Exercise details
Present the following entries again, word for word and in full.

Items
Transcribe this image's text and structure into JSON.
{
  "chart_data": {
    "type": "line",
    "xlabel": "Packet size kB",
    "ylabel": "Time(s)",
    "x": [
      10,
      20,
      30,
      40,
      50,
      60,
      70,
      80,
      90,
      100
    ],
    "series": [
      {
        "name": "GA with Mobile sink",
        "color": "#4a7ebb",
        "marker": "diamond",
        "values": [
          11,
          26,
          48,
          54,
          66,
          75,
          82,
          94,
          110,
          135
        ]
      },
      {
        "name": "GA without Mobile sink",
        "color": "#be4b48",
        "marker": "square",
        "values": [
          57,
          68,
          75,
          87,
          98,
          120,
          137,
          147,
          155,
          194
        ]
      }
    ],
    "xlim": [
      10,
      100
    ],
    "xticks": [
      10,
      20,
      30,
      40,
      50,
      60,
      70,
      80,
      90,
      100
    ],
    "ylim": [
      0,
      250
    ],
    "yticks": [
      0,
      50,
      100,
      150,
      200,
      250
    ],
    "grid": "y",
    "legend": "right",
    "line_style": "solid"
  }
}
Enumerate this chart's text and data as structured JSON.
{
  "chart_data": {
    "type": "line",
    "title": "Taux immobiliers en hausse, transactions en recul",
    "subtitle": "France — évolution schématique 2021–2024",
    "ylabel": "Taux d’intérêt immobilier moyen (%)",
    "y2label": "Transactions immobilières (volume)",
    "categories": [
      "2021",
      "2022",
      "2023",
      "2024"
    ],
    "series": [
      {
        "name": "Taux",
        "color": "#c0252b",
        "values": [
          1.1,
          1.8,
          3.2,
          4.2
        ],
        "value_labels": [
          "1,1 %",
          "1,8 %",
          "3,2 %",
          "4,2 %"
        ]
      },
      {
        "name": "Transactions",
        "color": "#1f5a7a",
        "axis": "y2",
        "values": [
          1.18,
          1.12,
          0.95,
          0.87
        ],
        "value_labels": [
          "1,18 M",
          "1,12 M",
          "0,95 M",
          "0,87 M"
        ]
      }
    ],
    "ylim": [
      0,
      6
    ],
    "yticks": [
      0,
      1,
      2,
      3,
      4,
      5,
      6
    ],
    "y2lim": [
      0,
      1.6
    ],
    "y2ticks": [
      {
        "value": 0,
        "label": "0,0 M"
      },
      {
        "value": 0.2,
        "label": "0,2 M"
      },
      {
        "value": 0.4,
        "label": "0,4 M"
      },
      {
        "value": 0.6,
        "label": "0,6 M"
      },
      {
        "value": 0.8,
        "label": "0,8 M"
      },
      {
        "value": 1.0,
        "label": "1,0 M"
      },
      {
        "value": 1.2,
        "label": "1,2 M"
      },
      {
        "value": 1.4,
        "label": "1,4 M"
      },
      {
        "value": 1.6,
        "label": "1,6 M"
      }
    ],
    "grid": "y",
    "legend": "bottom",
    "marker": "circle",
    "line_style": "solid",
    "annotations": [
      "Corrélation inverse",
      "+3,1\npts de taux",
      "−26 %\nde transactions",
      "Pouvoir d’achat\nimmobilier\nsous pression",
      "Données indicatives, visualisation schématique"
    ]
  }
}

Expected answer
Transcribe this image's text and structure into JSON.
{
  "chart_data": {
    "type": "line",
    "xlabel": "Packet size kB",
    "ylabel": "Time(s)",
    "x": [
      10,
      20,
      30,
      40,
      50,
      60,
      70,
      80,
      90,
      100
    ],
    "series": [
      {
        "name": "GA with Mobile sink",
        "color": "#4a7ebb",
        "marker": "diamond",
        "values": [
          11,
          26,
          48,
          54,
          66,
          75,
          82,
          94,
          110,
          135
        ]
      },
      {
        "name": "GA without Mobile sink",
        "color": "#be4b48",
        "marker": "square",
        "values": [
          57,
          68,
          75,
          87,
          98,
          120,
          137,
          147,
          155,
          194
        ]
      }
    ],
    "xlim": [
      10,
      100
    ],
    "xticks": [
      10,
      20,
      30,
      40,
      50,
      60,
      70,
      80,
      90,
      100
    ],
    "ylim": [
      0,
      250
    ],
    "yticks": [
      0,
      50,
      100,
      150,
      200,
      250
    ],
    "grid": "y",
    "legend": "right",
    "line_style": "solid"
  }
}
Enumerate this chart's text and data as structured JSON.
{
  "chart_data": {
    "type": "line",
    "title": "Taux immobiliers en hausse, transactions en recul",
    "subtitle": "France — évolution schématique 2021–2024",
    "ylabel": "Taux d’intérêt immobilier moyen (%)",
    "y2label": "Transactions immobilières (volume)",
    "categories": [
      "2021",
      "2022",
      "2023",
      "2024"
    ],
    "series": [
      {
        "name": "Taux",
        "color": "#c0252b",
        "values": [
          1.1,
          1.8,
          3.2,
          4.2
        ],
        "value_labels": [
          "1,1 %",
          "1,8 %",
          "3,2 %",
          "4,2 %"
        ]
      },
      {
        "name": "Transactions",
        "color": "#1f5a7a",
        "axis": "y2",
        "values": [
          1.18,
          1.12,
          0.95,
          0.87
        ],
        "value_labels": [
          "1,18 M",
          "1,12 M",
          "0,95 M",
          "0,87 M"
        ]
      }
    ],
    "ylim": [
      0,
      6
    ],
    "yticks": [
      0,
      1,
      2,
      3,
      4,
      5,
      6
    ],
    "y2lim": [
      0,
      1.6
    ],
    "y2ticks": [
      {
        "value": 0,
        "label": "0,0 M"
      },
      {
        "value": 0.2,
        "label": "0,2 M"
      },
      {
        "value": 0.4,
        "label": "0,4 M"
      },
      {
        "value": 0.6,
        "label": "0,6 M"
      },
      {
        "value": 0.8,
        "label": "0,8 M"
      },
      {
        "value": 1.0,
        "label": "1,0 M"
      },
      {
        "value": 1.2,
        "label": "1,2 M"
      },
      {
        "value": 1.4,
        "label": "1,4 M"
      },
      {
        "value": 1.6,
        "label": "1,6 M"
      }
    ],
    "grid": "y",
    "legend": "bottom",
    "marker": "circle",
    "line_style": "solid",
    "annotations": [
      "Corrélation inverse",
      "+3,1\npts de taux",
      "−26 %\nde transactions",
      "Pouvoir d’achat\nimmobilier\nsous pression",
      "Données indicatives, visualisation schématique"
    ]
  }
}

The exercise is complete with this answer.